OBJECTIVE: The records below are to be quoted in full; please keep every word exact.

RECORDED DATA:
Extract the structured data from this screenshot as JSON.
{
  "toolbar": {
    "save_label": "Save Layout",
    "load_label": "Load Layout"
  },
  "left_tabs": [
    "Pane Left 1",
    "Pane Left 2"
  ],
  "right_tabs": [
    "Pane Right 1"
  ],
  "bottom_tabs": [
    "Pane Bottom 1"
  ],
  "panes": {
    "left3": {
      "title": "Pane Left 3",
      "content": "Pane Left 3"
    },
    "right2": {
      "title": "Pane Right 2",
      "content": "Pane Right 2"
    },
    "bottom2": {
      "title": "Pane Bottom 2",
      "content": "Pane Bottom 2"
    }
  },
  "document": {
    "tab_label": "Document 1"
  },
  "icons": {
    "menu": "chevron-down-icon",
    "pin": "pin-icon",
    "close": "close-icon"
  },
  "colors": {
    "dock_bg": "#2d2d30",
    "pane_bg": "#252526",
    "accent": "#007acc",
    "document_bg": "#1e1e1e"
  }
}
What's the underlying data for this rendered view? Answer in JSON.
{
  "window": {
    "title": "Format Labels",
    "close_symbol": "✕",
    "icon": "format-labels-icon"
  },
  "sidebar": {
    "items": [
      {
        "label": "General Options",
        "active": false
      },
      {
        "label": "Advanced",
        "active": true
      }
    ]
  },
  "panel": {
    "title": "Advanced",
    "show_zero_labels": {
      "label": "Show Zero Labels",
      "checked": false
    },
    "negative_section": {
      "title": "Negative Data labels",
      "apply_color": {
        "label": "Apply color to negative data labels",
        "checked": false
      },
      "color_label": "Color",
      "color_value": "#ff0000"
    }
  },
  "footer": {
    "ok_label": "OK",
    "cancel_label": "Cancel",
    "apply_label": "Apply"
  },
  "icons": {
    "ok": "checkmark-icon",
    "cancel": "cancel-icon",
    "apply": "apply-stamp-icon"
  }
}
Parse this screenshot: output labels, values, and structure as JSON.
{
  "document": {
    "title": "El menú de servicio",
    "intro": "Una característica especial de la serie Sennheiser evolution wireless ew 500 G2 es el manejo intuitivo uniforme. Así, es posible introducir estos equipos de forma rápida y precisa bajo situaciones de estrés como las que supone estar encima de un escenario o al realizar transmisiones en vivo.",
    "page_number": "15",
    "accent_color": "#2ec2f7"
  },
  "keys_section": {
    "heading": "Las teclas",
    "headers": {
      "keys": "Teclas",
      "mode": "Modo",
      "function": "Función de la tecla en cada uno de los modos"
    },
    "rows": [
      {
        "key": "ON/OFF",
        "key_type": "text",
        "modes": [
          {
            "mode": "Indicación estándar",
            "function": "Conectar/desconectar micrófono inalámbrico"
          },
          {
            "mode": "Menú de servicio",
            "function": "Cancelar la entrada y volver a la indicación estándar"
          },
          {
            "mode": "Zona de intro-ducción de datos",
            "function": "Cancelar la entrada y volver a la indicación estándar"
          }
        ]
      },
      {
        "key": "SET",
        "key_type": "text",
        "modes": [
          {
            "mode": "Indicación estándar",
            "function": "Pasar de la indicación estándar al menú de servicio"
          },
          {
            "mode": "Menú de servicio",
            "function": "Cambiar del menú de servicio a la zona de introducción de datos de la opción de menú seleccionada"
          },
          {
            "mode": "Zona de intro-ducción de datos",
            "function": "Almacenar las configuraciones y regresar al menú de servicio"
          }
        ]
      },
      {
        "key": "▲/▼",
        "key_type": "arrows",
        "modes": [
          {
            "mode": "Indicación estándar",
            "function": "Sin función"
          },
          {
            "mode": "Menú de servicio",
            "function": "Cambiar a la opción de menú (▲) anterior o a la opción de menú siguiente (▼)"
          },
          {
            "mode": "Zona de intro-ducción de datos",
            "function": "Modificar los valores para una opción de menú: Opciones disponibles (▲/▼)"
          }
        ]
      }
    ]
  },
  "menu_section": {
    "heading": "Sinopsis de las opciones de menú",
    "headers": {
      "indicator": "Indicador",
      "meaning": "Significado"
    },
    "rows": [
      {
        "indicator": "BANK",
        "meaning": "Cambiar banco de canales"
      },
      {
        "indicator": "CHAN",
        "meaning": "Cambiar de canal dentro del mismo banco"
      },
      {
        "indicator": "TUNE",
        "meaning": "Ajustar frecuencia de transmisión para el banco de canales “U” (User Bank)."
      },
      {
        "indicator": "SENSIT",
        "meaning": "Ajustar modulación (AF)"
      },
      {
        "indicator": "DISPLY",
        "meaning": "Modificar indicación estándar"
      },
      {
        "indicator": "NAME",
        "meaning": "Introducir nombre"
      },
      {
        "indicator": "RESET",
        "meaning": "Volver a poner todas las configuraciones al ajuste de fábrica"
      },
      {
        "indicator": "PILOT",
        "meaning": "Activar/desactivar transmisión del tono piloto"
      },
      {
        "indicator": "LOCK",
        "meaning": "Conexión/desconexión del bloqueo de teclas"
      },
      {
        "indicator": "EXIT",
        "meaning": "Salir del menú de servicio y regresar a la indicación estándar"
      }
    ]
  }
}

FINAL RESULT:
Extract the structured data from this screenshot as JSON.
{
  "toolbar": {
    "save_label": "Save Layout",
    "load_label": "Load Layout"
  },
  "left_tabs": [
    "Pane Left 1",
    "Pane Left 2"
  ],
  "right_tabs": [
    "Pane Right 1"
  ],
  "bottom_tabs": [
    "Pane Bottom 1"
  ],
  "panes": {
    "left3": {
      "title": "Pane Left 3",
      "content": "Pane Left 3"
    },
    "right2": {
      "title": "Pane Right 2",
      "content": "Pane Right 2"
    },
    "bottom2": {
      "title": "Pane Bottom 2",
      "content": "Pane Bottom 2"
    }
  },
  "document": {
    "tab_label": "Document 1"
  },
  "icons": {
    "menu": "chevron-down-icon",
    "pin": "pin-icon",
    "close": "close-icon"
  },
  "colors": {
    "dock_bg": "#2d2d30",
    "pane_bg": "#252526",
    "accent": "#007acc",
    "document_bg": "#1e1e1e"
  }
}
What's the underlying data for this rendered view? Answer in JSON.
{
  "window": {
    "title": "Format Labels",
    "close_symbol": "✕",
    "icon": "format-labels-icon"
  },
  "sidebar": {
    "items": [
      {
        "label": "General Options",
        "active": false
      },
      {
        "label": "Advanced",
        "active": true
      }
    ]
  },
  "panel": {
    "title": "Advanced",
    "show_zero_labels": {
      "label": "Show Zero Labels",
      "checked": false
    },
    "negative_section": {
      "title": "Negative Data labels",
      "apply_color": {
        "label": "Apply color to negative data labels",
        "checked": false
      },
      "color_label": "Color",
      "color_value": "#ff0000"
    }
  },
  "footer": {
    "ok_label": "OK",
    "cancel_label": "Cancel",
    "apply_label": "Apply"
  },
  "icons": {
    "ok": "checkmark-icon",
    "cancel": "cancel-icon",
    "apply": "apply-stamp-icon"
  }
}
Parse this screenshot: output labels, values, and structure as JSON.
{
  "document": {
    "title": "El menú de servicio",
    "intro": "Una característica especial de la serie Sennheiser evolution wireless ew 500 G2 es el manejo intuitivo uniforme. Así, es posible introducir estos equipos de forma rápida y precisa bajo situaciones de estrés como las que supone estar encima de un escenario o al realizar transmisiones en vivo.",
    "page_number": "15",
    "accent_color": "#2ec2f7"
  },
  "keys_section": {
    "heading": "Las teclas",
    "headers": {
      "keys": "Teclas",
      "mode": "Modo",
      "function": "Función de la tecla en cada uno de los modos"
    },
    "rows": [
      {
        "key": "ON/OFF",
        "key_type": "text",
        "modes": [
          {
            "mode": "Indicación estándar",
            "function": "Conectar/desconectar micrófono inalámbrico"
          },
          {
            "mode": "Menú de servicio",
            "function": "Cancelar la entrada y volver a la indicación estándar"
          },
          {
            "mode": "Zona de intro-ducción de datos",
            "function": "Cancelar la entrada y volver a la indicación estándar"
          }
        ]
      },
      {
        "key": "SET",
        "key_type": "text",
        "modes": [
          {
            "mode": "Indicación estándar",
            "function": "Pasar de la indicación estándar al menú de servicio"
          },
          {
            "mode": "Menú de servicio",
            "function": "Cambiar del menú de servicio a la zona de introducción de datos de la opción de menú seleccionada"
          },
          {
            "mode": "Zona de intro-ducción de datos",
            "function": "Almacenar las configuraciones y regresar al menú de servicio"
          }
        ]
      },
      {
        "key": "▲/▼",
        "key_type": "arrows",
        "modes": [
          {
            "mode": "Indicación estándar",
            "function": "Sin función"
          },
          {
            "mode": "Menú de servicio",
            "function": "Cambiar a la opción de menú (▲) anterior o a la opción de menú siguiente (▼)"
          },
          {
            "mode": "Zona de intro-ducción de datos",
            "function": "Modificar los valores para una opción de menú: Opciones disponibles (▲/▼)"
          }
        ]
      }
    ]
  },
  "menu_section": {
    "heading": "Sinopsis de las opciones de menú",
    "headers": {
      "indicator": "Indicador",
      "meaning": "Significado"
    },
    "rows": [
      {
        "indicator": "BANK",
        "meaning": "Cambiar banco de canales"
      },
      {
        "indicator": "CHAN",
        "meaning": "Cambiar de canal dentro del mismo banco"
      },
      {
        "indicator": "TUNE",
        "meaning": "Ajustar frecuencia de transmisión para el banco de canales “U” (User Bank)."
      },
      {
        "indicator": "SENSIT",
        "meaning": "Ajustar modulación (AF)"
      },
      {
        "indicator": "DISPLY",
        "meaning": "Modificar indicación estándar"
      },
      {
        "indicator": "NAME",
        "meaning": "Introducir nombre"
      },
      {
        "indicator": "RESET",
        "meaning": "Volver a poner todas las configuraciones al ajuste de fábrica"
      },
      {
        "indicator": "PILOT",
        "meaning": "Activar/desactivar transmisión del tono piloto"
      },
      {
        "indicator": "LOCK",
        "meaning": "Conexión/desconexión del bloqueo de teclas"
      },
      {
        "indicator": "EXIT",
        "meaning": "Salir del menú de servicio y regresar a la indicación estándar"
      }
    ]
  }
}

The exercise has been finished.